▶ [Your objective]: Write the data out again, exactly as given.

▶ [Raw records]:
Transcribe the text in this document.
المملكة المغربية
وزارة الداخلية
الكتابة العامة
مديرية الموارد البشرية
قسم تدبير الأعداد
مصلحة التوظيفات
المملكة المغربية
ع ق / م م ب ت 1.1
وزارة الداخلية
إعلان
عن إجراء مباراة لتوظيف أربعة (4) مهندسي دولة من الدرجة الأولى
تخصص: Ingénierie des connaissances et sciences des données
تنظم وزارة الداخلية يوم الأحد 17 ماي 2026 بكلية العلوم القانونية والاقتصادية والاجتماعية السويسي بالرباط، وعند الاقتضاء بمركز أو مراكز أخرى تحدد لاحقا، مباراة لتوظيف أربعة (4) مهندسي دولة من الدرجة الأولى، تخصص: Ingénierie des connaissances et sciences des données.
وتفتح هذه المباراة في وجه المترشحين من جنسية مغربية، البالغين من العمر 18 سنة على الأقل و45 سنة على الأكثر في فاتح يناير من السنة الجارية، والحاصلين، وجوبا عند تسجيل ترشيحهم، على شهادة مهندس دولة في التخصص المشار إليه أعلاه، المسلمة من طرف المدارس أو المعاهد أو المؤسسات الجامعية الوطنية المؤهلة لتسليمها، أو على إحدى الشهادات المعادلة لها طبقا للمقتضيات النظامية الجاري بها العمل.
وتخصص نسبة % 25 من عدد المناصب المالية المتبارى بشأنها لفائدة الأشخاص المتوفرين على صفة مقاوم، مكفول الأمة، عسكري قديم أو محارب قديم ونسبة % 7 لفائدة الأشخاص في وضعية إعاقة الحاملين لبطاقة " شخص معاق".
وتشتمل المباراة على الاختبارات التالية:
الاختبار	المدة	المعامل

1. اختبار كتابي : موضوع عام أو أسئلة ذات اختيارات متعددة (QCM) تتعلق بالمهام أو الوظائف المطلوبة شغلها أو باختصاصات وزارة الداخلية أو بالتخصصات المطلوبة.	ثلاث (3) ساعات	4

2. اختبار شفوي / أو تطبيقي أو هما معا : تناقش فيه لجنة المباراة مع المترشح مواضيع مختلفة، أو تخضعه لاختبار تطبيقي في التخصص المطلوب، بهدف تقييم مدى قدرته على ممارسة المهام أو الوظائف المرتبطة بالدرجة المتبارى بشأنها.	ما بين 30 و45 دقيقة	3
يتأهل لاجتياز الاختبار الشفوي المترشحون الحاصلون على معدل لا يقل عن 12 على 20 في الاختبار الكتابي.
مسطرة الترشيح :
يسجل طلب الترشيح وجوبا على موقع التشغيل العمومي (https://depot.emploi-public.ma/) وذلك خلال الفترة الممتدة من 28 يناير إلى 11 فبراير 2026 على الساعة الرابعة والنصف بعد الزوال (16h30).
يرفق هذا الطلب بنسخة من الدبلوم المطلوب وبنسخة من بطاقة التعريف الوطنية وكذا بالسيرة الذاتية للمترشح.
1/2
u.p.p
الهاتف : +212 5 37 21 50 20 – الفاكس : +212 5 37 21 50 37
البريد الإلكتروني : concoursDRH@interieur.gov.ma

▶ [Correct result]:
Transcribe the text in this document.
المملكة المغربية
وزارة الداخلية
الكتابة العامة
مديرية الموارد البشرية
قسم تدبير الأعداد
مصلحة التوظيفات
المملكة المغربية
ع ق / م م ب ت 1.1
وزارة الداخلية
إعلان
عن إجراء مباراة لتوظيف أربعة (4) مهندسي دولة من الدرجة الأولى
تخصص: Ingénierie des connaissances et sciences des données
تنظم وزارة الداخلية يوم الأحد 17 ماي 2026 بكلية العلوم القانونية والاقتصادية والاجتماعية السويسي بالرباط، وعند الاقتضاء بمركز أو مراكز أخرى تحدد لاحقا، مباراة لتوظيف أربعة (4) مهندسي دولة من الدرجة الأولى، تخصص: Ingénierie des connaissances et sciences des données.
وتفتح هذه المباراة في وجه المترشحين من جنسية مغربية، البالغين من العمر 18 سنة على الأقل و45 سنة على الأكثر في فاتح يناير من السنة الجارية، والحاصلين، وجوبا عند تسجيل ترشيحهم، على شهادة مهندس دولة في التخصص المشار إليه أعلاه، المسلمة من طرف المدارس أو المعاهد أو المؤسسات الجامعية الوطنية المؤهلة لتسليمها، أو على إحدى الشهادات المعادلة لها طبقا للمقتضيات النظامية الجاري بها العمل.
وتخصص نسبة % 25 من عدد المناصب المالية المتبارى بشأنها لفائدة الأشخاص المتوفرين على صفة مقاوم، مكفول الأمة، عسكري قديم أو محارب قديم ونسبة % 7 لفائدة الأشخاص في وضعية إعاقة الحاملين لبطاقة " شخص معاق".
وتشتمل المباراة على الاختبارات التالية:
الاختبار	المدة	المعامل

1. اختبار كتابي : موضوع عام أو أسئلة ذات اختيارات متعددة (QCM) تتعلق بالمهام أو الوظائف المطلوبة شغلها أو باختصاصات وزارة الداخلية أو بالتخصصات المطلوبة.	ثلاث (3) ساعات	4

2. اختبار شفوي / أو تطبيقي أو هما معا : تناقش فيه لجنة المباراة مع المترشح مواضيع مختلفة، أو تخضعه لاختبار تطبيقي في التخصص المطلوب، بهدف تقييم مدى قدرته على ممارسة المهام أو الوظائف المرتبطة بالدرجة المتبارى بشأنها.	ما بين 30 و45 دقيقة	3
يتأهل لاجتياز الاختبار الشفوي المترشحون الحاصلون على معدل لا يقل عن 12 على 20 في الاختبار الكتابي.
مسطرة الترشيح :
يسجل طلب الترشيح وجوبا على موقع التشغيل العمومي (https://depot.emploi-public.ma/) وذلك خلال الفترة الممتدة من 28 يناير إلى 11 فبراير 2026 على الساعة الرابعة والنصف بعد الزوال (16h30).
يرفق هذا الطلب بنسخة من الدبلوم المطلوب وبنسخة من بطاقة التعريف الوطنية وكذا بالسيرة الذاتية للمترشح.
1/2
u.p.p
الهاتف : +212 5 37 21 50 20 – الفاكس : +212 5 37 21 50 37
البريد الإلكتروني : concoursDRH@interieur.gov.ma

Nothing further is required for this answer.